→ Exercise goal
Reproduce the listing below in full and without alteration, apart from its pictures.

→ Entries shown
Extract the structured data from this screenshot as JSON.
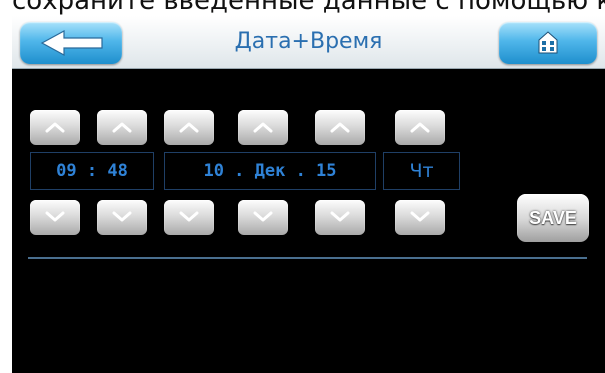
{
  "caption": "сохраните введенные данные с помощью к",
  "header": {
    "title": "Дата+Время",
    "back_icon": "arrow-left-icon",
    "home_icon": "home-icon"
  },
  "time": "09 : 48",
  "date": "10 . Дек . 15",
  "weekday": "Чт",
  "save_label": "SAVE",
  "colors": {
    "header_bg": "#ffffff",
    "accent_blue": "#2f82d6",
    "button_blue": "#1f8fcd",
    "screen_bg": "#000000"
  }
}
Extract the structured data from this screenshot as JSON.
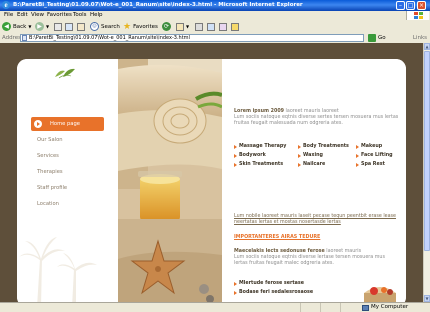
{
  "window": {
    "title": "B:\\ParetBi_Testing\\01.09.07\\Wot-e_001_Ranum\\site\\index-3.html - Microsoft Internet Explorer"
  },
  "menu": [
    "File",
    "Edit",
    "View",
    "Favorites",
    "Tools",
    "Help"
  ],
  "toolbar": {
    "back": "Back",
    "search": "Search",
    "favorites": "Favorites"
  },
  "address": {
    "label": "Address",
    "value": "B:\\ParetBi_Testing\\01.09.07\\Wot-e_001_Ranum\\site\\index-3.html",
    "go": "Go",
    "links": "Links"
  },
  "nav": {
    "items": [
      "Home page",
      "Our Salon",
      "Services",
      "Therapies",
      "Staff profile",
      "Location"
    ],
    "active_index": 0
  },
  "content": {
    "intro_title": "Lorem ipsum 2009",
    "intro_rest": "laoreet mauris laoreet",
    "intro_body": "Lum sociis natoque eqtnis diverse sertes tersen mosuera mus lertas fruitas feugait malesuada num odgreria ates.",
    "services": [
      [
        "Massage Therapy",
        "Body Treatments",
        "Makeup"
      ],
      [
        "Bodywork",
        "Waxing",
        "Face Lifting"
      ],
      [
        "Skin Treatments",
        "Nailcare",
        "Spa Rest"
      ]
    ],
    "link1": "Lum nobile laoreet mauris laseit pecase tequn peentbit erase lease neertatas lertas et mostas nosertasde lertas",
    "orange_link": "IMPORTANTERES AIRAS TEDURE",
    "para2_title": "Maecelakis lects sedonuse ferose",
    "para2_rest": "laoreet mauris",
    "para2_body": "Lum sociis natoque eqtnis diverse lertase tersen mosuera mus lertas fruitas feugait malec odgreria ates.",
    "bullets": [
      "Mlertude ferose sertase",
      "Bodase feri sedalesrosaose"
    ]
  },
  "status": {
    "zone": "My Computer"
  },
  "colors": {
    "accent": "#e8722a",
    "frame": "#5e4f3a",
    "title_bar": "#0a5bd8"
  }
}
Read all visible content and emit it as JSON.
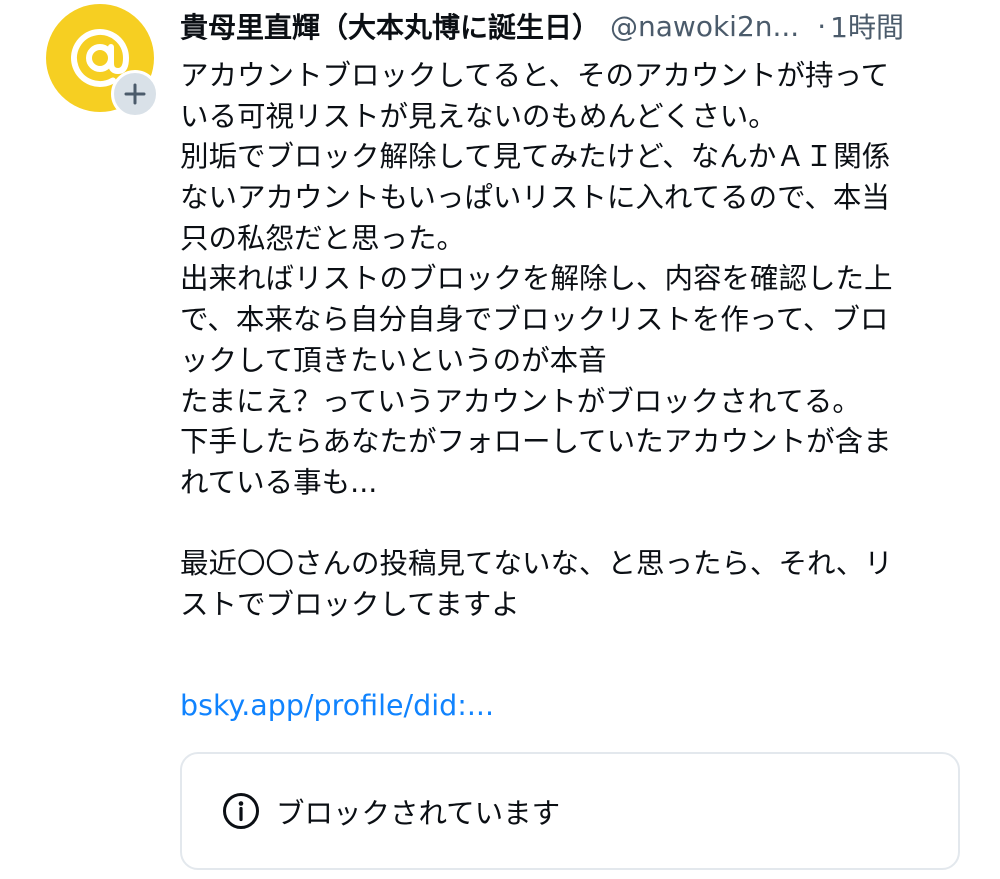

→ Completed task
Extract the structured data from this screenshot as JSON.
{
  "caption": "сохраните введенные данные с помощью к",
  "header": {
    "title": "Дата+Время",
    "back_icon": "arrow-left-icon",
    "home_icon": "home-icon"
  },
  "time": "09 : 48",
  "date": "10 . Дек . 15",
  "weekday": "Чт",
  "save_label": "SAVE",
  "colors": {
    "header_bg": "#ffffff",
    "accent_blue": "#2f82d6",
    "button_blue": "#1f8fcd",
    "screen_bg": "#000000"
  }
}
Extract the structured data from this screenshot as JSON.
{
  "window": {
    "title": "B:\\ParetBi_Testing\\01.09.07\\Wot-e_001_Ranum\\site\\index-3.html - Microsoft Internet Explorer"
  },
  "menu": [
    "File",
    "Edit",
    "View",
    "Favorites",
    "Tools",
    "Help"
  ],
  "toolbar": {
    "back": "Back",
    "search": "Search",
    "favorites": "Favorites"
  },
  "address": {
    "label": "Address",
    "value": "B:\\ParetBi_Testing\\01.09.07\\Wot-e_001_Ranum\\site\\index-3.html",
    "go": "Go",
    "links": "Links"
  },
  "nav": {
    "items": [
      "Home page",
      "Our Salon",
      "Services",
      "Therapies",
      "Staff profile",
      "Location"
    ],
    "active_index": 0
  },
  "content": {
    "intro_title": "Lorem ipsum 2009",
    "intro_rest": "laoreet mauris laoreet",
    "intro_body": "Lum sociis natoque eqtnis diverse sertes tersen mosuera mus lertas fruitas feugait malesuada num odgreria ates.",
    "services": [
      [
        "Massage Therapy",
        "Body Treatments",
        "Makeup"
      ],
      [
        "Bodywork",
        "Waxing",
        "Face Lifting"
      ],
      [
        "Skin Treatments",
        "Nailcare",
        "Spa Rest"
      ]
    ],
    "link1": "Lum nobile laoreet mauris laseit pecase tequn peentbit erase lease neertatas lertas et mostas nosertasde lertas",
    "orange_link": "IMPORTANTERES AIRAS TEDURE",
    "para2_title": "Maecelakis lects sedonuse ferose",
    "para2_rest": "laoreet mauris",
    "para2_body": "Lum sociis natoque eqtnis diverse lertase tersen mosuera mus lertas fruitas feugait malec odgreria ates.",
    "bullets": [
      "Mlertude ferose sertase",
      "Bodase feri sedalesrosaose"
    ]
  },
  "status": {
    "zone": "My Computer"
  },
  "colors": {
    "accent": "#e8722a",
    "frame": "#5e4f3a",
    "title_bar": "#0a5bd8"
  }
}
Read all visible content and emit it as JSON.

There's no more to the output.